GIVEN TASK:
Search the material below for the word "collected". Copy every line that has it.

THE DATA:
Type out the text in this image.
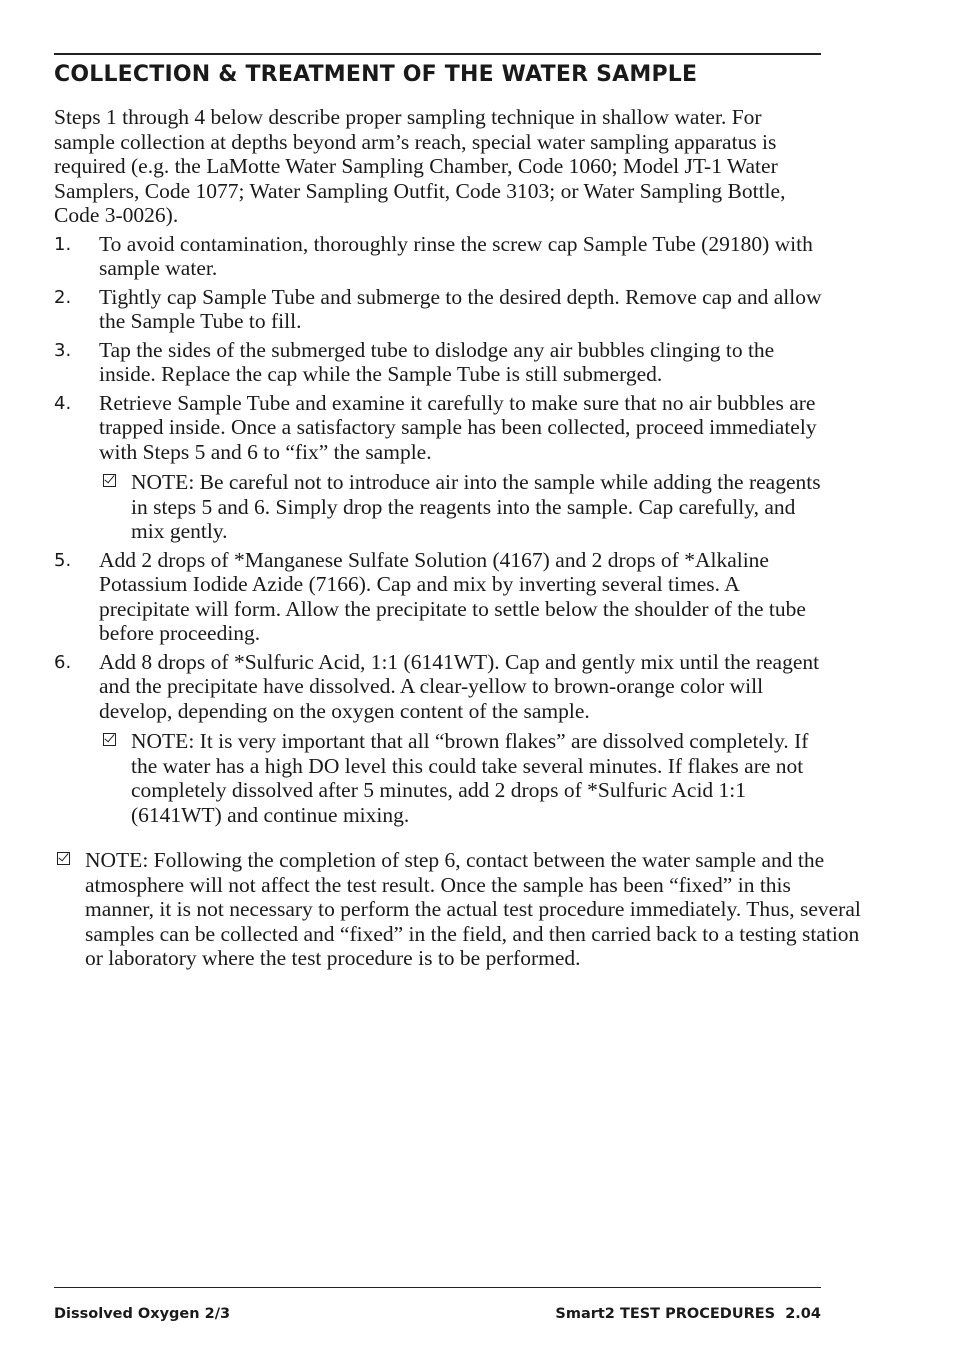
COLLECTION & TREATMENT OF THE WATER SAMPLE

Steps 1 through 4 below describe proper sampling technique in shallow water. For sample collection at depths beyond arm’s reach, special water sampling apparatus is required (e.g. the LaMotte Water Sampling Chamber, Code 1060; Model JT-1 Water Samplers, Code 1077; Water Sampling Outfit, Code 3103; or Water Sampling Bottle, Code 3-0026).

1. To avoid contamination, thoroughly rinse the screw cap Sample Tube (29180) with sample water.
2. Tightly cap Sample Tube and submerge to the desired depth. Remove cap and allow the Sample Tube to fill.
3. Tap the sides of the submerged tube to dislodge any air bubbles clinging to the inside. Replace the cap while the Sample Tube is still submerged.
4. Retrieve Sample Tube and examine it carefully to make sure that no air bubbles are trapped inside. Once a satisfactory sample has been collected, proceed immediately with Steps 5 and 6 to “fix” the sample.
NOTE: Be careful not to introduce air into the sample while adding the reagents in steps 5 and 6. Simply drop the reagents into the sample. Cap carefully, and mix gently.
5. Add 2 drops of *Manganese Sulfate Solution (4167) and 2 drops of *Alkaline Potassium Iodide Azide (7166). Cap and mix by inverting several times. A precipitate will form. Allow the precipitate to settle below the shoulder of the tube before proceeding.
6. Add 8 drops of *Sulfuric Acid, 1:1 (6141WT). Cap and gently mix until the reagent and the precipitate have dissolved. A clear-yellow to brown-orange color will develop, depending on the oxygen content of the sample.
NOTE: It is very important that all “brown flakes” are dissolved completely. If the water has a high DO level this could take several minutes. If flakes are not completely dissolved after 5 minutes, add 2 drops of *Sulfuric Acid 1:1 (6141WT) and continue mixing.
NOTE: Following the completion of step 6, contact between the water sample and the atmosphere will not affect the test result. Once the sample has been “fixed” in this manner, it is not necessary to perform the actual test procedure immediately. Thus, several samples can be collected and “fixed” in the field, and then carried back to a testing station or laboratory where the test procedure is to be performed.
Dissolved Oxygen 2/3	Smart2 TEST PROCEDURES  2.04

REPLY TO THE TASK:
4. Retrieve Sample Tube and examine it carefully to make sure that no air bubbles are trapped inside. Once a satisfactory sample has been collected, proceed immediately with Steps 5 and 6 to “fix” the sample.
NOTE: Following the completion of step 6, contact between the water sample and the atmosphere will not affect the test result. Once the sample has been “fixed” in this manner, it is not necessary to perform the actual test procedure immediately. Thus, several samples can be collected and “fixed” in the field, and then carried back to a testing station or laboratory where the test procedure is to be performed.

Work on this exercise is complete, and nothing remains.